◆ Task directions:
Retype the line in which "Read the values" appears, then every line after it until the records end. Leave out the pictures.
▬▬▬▬▬▬▬▬▬▬
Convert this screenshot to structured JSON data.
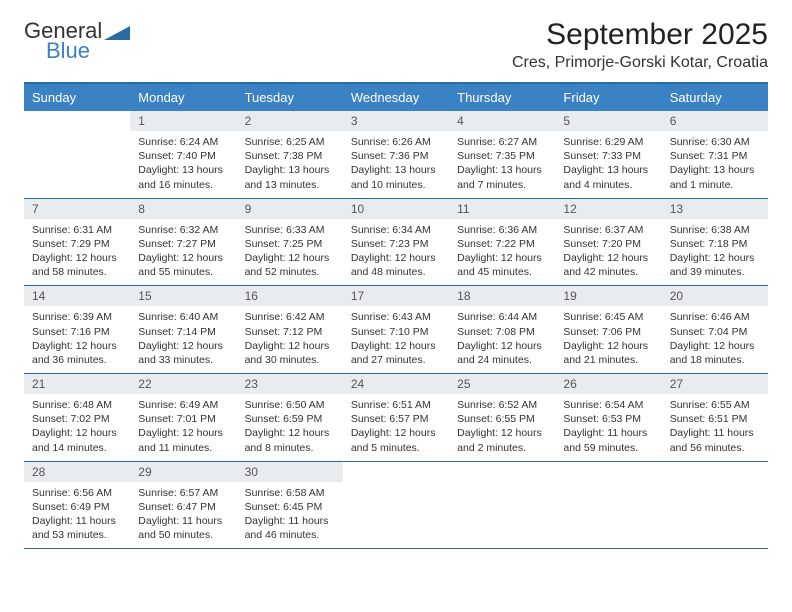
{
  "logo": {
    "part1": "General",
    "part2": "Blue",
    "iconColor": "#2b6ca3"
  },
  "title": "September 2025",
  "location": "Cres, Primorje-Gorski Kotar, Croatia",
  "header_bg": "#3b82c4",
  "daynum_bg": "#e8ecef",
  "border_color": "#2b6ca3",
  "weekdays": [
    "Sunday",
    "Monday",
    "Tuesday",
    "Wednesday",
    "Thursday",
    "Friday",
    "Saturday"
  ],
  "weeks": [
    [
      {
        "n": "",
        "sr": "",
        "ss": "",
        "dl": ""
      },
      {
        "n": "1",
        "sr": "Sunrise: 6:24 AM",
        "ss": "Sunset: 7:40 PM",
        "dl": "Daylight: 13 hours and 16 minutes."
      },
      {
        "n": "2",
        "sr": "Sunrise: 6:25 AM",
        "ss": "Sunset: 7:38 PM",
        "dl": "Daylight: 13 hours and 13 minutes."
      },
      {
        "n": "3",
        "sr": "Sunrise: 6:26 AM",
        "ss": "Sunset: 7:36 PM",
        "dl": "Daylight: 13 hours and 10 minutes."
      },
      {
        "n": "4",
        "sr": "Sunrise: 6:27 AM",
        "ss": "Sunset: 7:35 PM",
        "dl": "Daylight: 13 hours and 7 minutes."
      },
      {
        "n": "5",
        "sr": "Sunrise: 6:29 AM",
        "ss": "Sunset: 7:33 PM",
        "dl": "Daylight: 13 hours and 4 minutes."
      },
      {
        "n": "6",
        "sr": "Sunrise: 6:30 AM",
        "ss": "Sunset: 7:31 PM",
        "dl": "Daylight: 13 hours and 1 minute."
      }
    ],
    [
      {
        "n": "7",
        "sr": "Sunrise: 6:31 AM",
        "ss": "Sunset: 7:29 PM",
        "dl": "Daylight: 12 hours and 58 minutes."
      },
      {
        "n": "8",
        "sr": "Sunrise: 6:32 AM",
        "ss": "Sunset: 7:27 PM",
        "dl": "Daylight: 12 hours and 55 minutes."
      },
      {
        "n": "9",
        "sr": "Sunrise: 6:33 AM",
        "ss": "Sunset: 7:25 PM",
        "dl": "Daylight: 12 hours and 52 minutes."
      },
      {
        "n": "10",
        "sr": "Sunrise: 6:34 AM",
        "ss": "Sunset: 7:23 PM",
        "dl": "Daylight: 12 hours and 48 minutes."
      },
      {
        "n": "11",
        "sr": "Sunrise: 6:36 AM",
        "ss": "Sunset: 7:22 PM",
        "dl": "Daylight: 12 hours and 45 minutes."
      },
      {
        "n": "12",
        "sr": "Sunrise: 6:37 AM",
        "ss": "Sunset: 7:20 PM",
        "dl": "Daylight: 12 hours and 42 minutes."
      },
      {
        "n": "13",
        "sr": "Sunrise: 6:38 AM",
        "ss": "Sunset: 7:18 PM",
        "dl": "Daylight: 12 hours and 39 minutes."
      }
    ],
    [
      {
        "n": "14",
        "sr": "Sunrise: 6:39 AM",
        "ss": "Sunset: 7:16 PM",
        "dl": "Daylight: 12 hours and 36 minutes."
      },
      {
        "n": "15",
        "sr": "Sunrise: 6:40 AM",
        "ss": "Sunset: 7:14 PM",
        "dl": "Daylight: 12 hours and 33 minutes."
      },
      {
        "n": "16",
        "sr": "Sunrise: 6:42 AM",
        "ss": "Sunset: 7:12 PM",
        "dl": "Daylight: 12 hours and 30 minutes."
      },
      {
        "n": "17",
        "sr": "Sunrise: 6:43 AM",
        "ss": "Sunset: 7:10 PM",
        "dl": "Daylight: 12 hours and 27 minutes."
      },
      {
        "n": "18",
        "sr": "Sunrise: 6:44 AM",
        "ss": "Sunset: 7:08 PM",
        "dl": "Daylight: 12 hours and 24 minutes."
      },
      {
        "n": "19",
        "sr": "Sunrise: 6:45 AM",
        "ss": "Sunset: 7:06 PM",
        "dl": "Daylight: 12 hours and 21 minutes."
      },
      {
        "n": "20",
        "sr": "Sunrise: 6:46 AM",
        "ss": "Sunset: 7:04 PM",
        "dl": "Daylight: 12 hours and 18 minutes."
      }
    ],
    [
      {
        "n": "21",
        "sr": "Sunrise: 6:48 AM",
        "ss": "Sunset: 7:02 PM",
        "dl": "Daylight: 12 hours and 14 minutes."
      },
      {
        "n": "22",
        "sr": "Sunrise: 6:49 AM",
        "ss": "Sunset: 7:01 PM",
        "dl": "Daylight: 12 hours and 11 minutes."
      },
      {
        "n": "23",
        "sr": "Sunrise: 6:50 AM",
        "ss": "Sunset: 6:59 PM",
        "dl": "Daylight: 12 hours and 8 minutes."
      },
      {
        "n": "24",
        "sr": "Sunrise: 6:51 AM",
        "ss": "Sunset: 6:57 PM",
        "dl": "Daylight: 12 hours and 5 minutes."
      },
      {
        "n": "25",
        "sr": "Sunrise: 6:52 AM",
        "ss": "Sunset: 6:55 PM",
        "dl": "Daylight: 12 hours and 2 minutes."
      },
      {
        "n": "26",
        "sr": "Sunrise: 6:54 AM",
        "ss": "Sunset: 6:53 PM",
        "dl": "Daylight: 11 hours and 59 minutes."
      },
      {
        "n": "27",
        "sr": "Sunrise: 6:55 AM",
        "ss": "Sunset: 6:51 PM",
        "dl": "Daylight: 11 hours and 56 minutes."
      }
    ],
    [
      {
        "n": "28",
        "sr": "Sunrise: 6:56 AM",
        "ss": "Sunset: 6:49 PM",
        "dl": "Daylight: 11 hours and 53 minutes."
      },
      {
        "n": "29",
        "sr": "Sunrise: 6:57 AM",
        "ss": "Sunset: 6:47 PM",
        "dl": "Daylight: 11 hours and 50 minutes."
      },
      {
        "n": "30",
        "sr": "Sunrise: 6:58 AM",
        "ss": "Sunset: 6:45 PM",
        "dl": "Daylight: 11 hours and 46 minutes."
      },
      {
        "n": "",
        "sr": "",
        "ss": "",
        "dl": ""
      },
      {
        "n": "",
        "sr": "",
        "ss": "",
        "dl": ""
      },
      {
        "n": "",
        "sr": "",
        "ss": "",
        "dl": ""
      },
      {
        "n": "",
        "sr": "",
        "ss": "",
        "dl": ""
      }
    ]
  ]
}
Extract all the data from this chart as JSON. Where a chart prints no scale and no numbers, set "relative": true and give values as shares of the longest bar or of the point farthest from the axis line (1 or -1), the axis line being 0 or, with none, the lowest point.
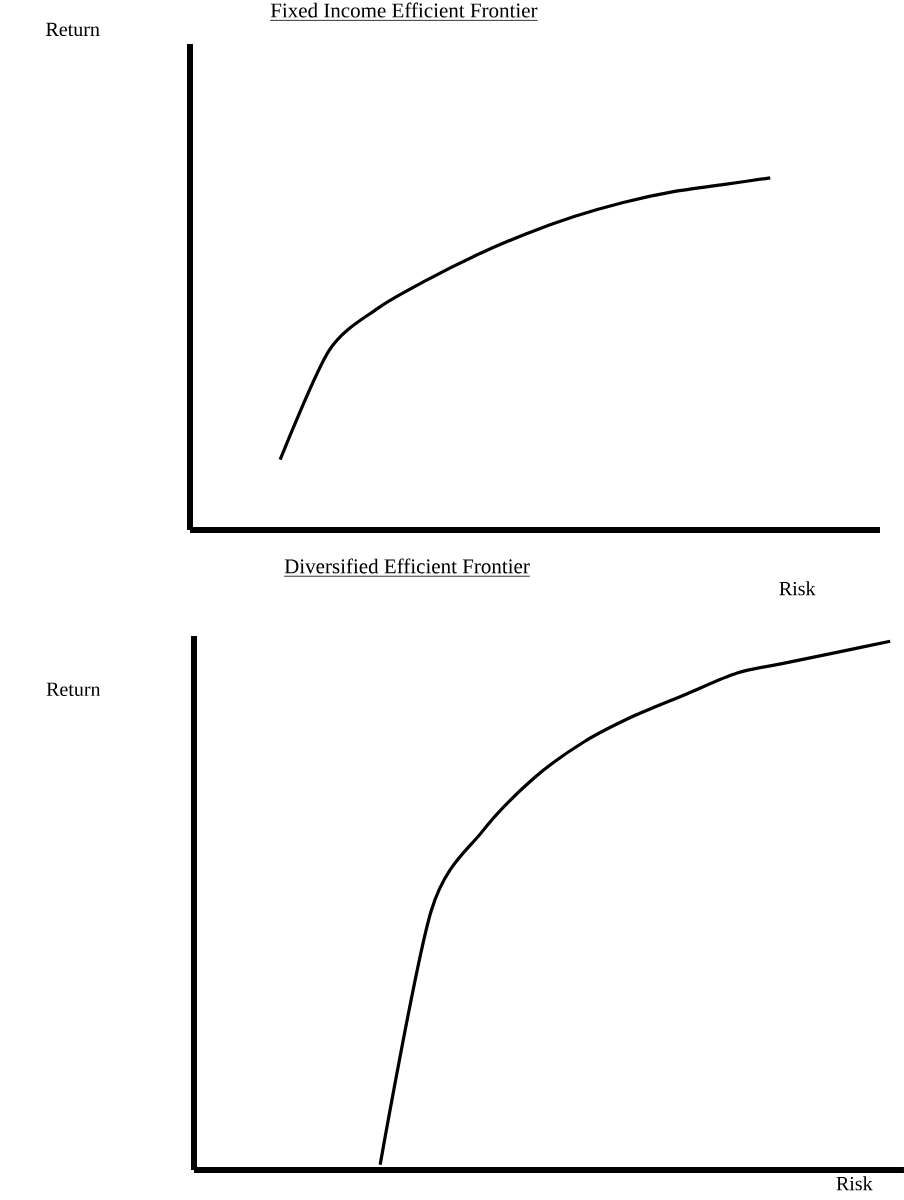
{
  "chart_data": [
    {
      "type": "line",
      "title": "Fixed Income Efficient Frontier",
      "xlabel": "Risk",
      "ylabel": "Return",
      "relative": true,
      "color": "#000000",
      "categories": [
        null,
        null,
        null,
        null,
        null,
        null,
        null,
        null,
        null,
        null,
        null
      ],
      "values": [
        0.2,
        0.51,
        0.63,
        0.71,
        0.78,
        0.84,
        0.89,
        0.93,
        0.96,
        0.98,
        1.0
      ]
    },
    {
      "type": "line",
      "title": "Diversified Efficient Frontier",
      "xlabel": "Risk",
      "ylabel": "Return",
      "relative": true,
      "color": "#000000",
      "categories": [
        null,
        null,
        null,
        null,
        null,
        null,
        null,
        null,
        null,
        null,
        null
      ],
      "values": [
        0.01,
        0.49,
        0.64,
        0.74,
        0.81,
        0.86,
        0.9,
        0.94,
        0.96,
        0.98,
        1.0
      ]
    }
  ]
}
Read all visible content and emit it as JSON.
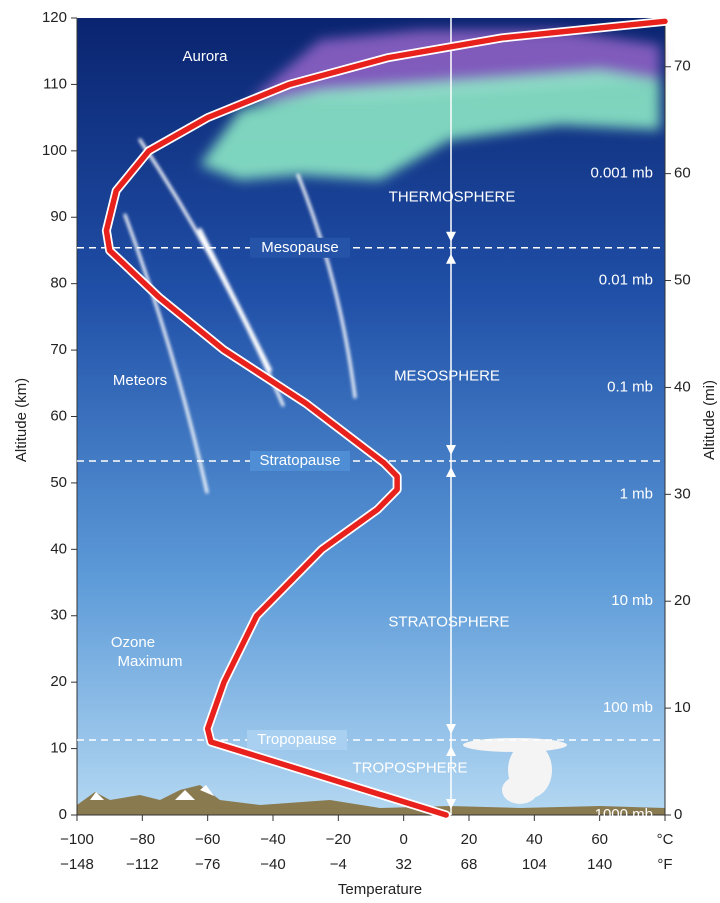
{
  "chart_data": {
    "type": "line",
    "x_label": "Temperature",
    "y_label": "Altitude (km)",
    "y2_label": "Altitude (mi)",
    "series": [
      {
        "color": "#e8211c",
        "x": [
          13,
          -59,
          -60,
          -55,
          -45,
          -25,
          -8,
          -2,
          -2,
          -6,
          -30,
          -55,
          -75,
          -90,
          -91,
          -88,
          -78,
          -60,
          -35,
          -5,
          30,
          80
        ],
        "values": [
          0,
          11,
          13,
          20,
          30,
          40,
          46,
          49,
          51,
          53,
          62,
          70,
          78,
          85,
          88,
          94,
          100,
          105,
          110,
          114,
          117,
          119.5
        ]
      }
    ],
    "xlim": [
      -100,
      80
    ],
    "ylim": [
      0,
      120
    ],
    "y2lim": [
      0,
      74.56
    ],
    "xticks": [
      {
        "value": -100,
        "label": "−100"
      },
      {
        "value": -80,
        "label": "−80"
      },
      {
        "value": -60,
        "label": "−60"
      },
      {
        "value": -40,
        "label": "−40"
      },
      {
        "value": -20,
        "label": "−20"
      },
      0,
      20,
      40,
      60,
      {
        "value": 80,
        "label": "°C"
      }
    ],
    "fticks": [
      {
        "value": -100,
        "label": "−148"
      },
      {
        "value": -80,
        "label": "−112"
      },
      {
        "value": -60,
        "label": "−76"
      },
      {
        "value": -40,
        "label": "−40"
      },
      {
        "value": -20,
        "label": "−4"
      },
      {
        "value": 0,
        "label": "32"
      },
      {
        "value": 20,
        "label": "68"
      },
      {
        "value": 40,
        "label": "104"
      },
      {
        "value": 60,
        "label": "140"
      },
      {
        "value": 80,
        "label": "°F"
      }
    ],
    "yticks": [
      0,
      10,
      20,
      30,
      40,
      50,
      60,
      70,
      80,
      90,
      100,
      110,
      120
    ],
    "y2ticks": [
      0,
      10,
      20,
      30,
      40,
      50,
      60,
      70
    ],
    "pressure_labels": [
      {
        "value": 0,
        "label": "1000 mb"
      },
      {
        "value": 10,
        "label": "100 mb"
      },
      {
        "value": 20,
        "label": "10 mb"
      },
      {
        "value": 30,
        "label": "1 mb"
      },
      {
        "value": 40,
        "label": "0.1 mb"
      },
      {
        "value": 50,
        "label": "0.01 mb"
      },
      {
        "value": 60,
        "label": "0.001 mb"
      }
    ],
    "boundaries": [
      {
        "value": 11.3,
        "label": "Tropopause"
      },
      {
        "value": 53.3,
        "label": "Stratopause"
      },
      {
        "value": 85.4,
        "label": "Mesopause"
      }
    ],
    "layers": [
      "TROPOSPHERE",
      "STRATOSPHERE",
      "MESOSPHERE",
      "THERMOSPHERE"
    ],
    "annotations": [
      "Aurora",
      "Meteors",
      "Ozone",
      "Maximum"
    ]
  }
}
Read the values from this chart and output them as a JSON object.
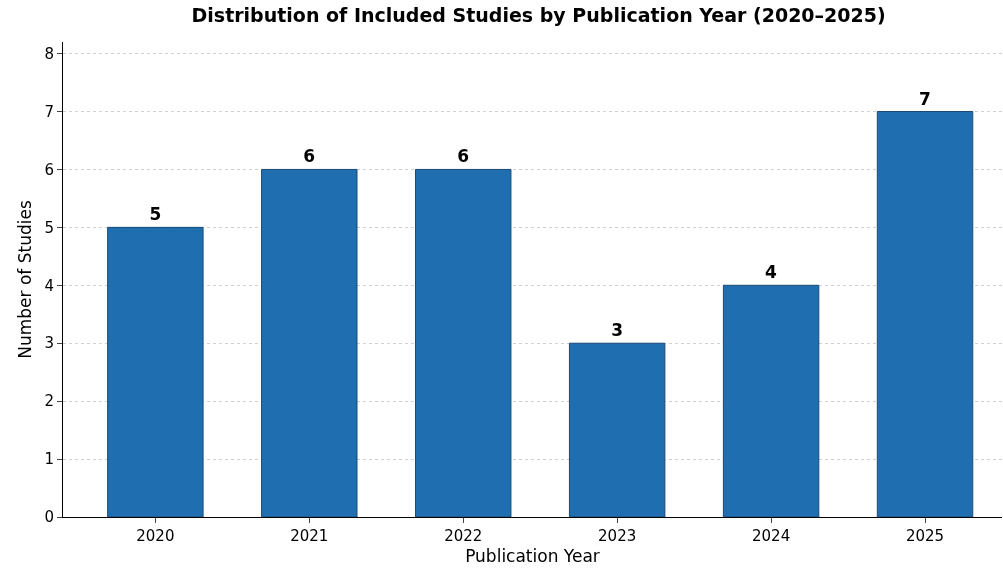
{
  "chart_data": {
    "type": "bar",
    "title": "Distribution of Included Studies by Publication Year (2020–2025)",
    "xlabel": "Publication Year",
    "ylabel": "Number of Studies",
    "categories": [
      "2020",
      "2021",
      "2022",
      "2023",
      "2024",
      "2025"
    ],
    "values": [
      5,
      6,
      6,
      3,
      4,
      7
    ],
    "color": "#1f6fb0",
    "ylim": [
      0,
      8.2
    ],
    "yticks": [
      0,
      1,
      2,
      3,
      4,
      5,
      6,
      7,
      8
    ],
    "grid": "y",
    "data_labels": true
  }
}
▬▬▬▬▬▬▬▬▬▬
◆ Expected output:
Read the values from this chart and output them as a JSON object.
{
  "chart_data": {
    "type": "bar",
    "title": "Distribution of Included Studies by Publication Year (2020–2025)",
    "xlabel": "Publication Year",
    "ylabel": "Number of Studies",
    "categories": [
      "2020",
      "2021",
      "2022",
      "2023",
      "2024",
      "2025"
    ],
    "values": [
      5,
      6,
      6,
      3,
      4,
      7
    ],
    "color": "#1f6fb0",
    "ylim": [
      0,
      8.2
    ],
    "yticks": [
      0,
      1,
      2,
      3,
      4,
      5,
      6,
      7,
      8
    ],
    "grid": "y",
    "data_labels": true
  }
}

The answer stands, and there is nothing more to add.